● WORK TO BE COMPLETED
Would you set down every entry shown below, precisely as written?

........

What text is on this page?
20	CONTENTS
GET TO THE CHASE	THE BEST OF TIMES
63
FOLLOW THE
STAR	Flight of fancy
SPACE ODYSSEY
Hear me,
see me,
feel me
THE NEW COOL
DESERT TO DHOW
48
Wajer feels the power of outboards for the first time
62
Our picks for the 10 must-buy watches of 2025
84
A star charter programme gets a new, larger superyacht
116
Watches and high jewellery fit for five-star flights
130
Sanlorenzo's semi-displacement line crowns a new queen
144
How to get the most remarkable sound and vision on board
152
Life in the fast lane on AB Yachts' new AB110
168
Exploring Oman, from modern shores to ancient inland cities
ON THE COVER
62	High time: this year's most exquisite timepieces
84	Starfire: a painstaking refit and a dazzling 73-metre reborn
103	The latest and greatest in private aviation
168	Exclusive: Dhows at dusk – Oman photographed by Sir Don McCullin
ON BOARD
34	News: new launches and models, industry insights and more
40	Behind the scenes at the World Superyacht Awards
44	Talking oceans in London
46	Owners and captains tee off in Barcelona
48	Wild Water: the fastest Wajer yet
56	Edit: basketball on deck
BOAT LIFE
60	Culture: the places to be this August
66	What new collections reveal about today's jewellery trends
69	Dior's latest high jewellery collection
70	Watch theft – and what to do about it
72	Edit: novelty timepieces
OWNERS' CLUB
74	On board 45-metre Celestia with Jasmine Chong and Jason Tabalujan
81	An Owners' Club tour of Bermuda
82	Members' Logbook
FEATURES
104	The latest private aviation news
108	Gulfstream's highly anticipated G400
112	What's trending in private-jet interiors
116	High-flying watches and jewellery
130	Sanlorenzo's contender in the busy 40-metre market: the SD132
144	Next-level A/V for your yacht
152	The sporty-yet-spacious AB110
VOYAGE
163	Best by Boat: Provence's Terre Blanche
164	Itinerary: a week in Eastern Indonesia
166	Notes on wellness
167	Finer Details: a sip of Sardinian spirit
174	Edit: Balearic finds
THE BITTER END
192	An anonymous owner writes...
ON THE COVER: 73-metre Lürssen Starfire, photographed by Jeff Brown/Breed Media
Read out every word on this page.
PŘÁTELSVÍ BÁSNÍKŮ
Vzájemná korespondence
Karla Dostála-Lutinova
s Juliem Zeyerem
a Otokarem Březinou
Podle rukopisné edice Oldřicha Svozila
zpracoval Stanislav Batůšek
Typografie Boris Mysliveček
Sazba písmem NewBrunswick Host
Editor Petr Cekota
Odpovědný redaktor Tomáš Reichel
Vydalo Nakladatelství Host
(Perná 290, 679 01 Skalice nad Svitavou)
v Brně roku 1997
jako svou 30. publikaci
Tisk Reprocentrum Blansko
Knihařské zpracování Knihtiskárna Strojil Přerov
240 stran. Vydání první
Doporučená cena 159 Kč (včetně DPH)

........

● RESULT OF THIS TASK
What text is on this page?
20	CONTENTS
GET TO THE CHASE	THE BEST OF TIMES
63
FOLLOW THE
STAR	Flight of fancy
SPACE ODYSSEY
Hear me,
see me,
feel me
THE NEW COOL
DESERT TO DHOW
48
Wajer feels the power of outboards for the first time
62
Our picks for the 10 must-buy watches of 2025
84
A star charter programme gets a new, larger superyacht
116
Watches and high jewellery fit for five-star flights
130
Sanlorenzo's semi-displacement line crowns a new queen
144
How to get the most remarkable sound and vision on board
152
Life in the fast lane on AB Yachts' new AB110
168
Exploring Oman, from modern shores to ancient inland cities
ON THE COVER
62	High time: this year's most exquisite timepieces
84	Starfire: a painstaking refit and a dazzling 73-metre reborn
103	The latest and greatest in private aviation
168	Exclusive: Dhows at dusk – Oman photographed by Sir Don McCullin
ON BOARD
34	News: new launches and models, industry insights and more
40	Behind the scenes at the World Superyacht Awards
44	Talking oceans in London
46	Owners and captains tee off in Barcelona
48	Wild Water: the fastest Wajer yet
56	Edit: basketball on deck
BOAT LIFE
60	Culture: the places to be this August
66	What new collections reveal about today's jewellery trends
69	Dior's latest high jewellery collection
70	Watch theft – and what to do about it
72	Edit: novelty timepieces
OWNERS' CLUB
74	On board 45-metre Celestia with Jasmine Chong and Jason Tabalujan
81	An Owners' Club tour of Bermuda
82	Members' Logbook
FEATURES
104	The latest private aviation news
108	Gulfstream's highly anticipated G400
112	What's trending in private-jet interiors
116	High-flying watches and jewellery
130	Sanlorenzo's contender in the busy 40-metre market: the SD132
144	Next-level A/V for your yacht
152	The sporty-yet-spacious AB110
VOYAGE
163	Best by Boat: Provence's Terre Blanche
164	Itinerary: a week in Eastern Indonesia
166	Notes on wellness
167	Finer Details: a sip of Sardinian spirit
174	Edit: Balearic finds
THE BITTER END
192	An anonymous owner writes...
ON THE COVER: 73-metre Lürssen Starfire, photographed by Jeff Brown/Breed Media
Read out every word on this page.
PŘÁTELSVÍ BÁSNÍKŮ
Vzájemná korespondence
Karla Dostála-Lutinova
s Juliem Zeyerem
a Otokarem Březinou
Podle rukopisné edice Oldřicha Svozila
zpracoval Stanislav Batůšek
Typografie Boris Mysliveček
Sazba písmem NewBrunswick Host
Editor Petr Cekota
Odpovědný redaktor Tomáš Reichel
Vydalo Nakladatelství Host
(Perná 290, 679 01 Skalice nad Svitavou)
v Brně roku 1997
jako svou 30. publikaci
Tisk Reprocentrum Blansko
Knihařské zpracování Knihtiskárna Strojil Přerov
240 stran. Vydání první
Doporučená cena 159 Kč (včetně DPH)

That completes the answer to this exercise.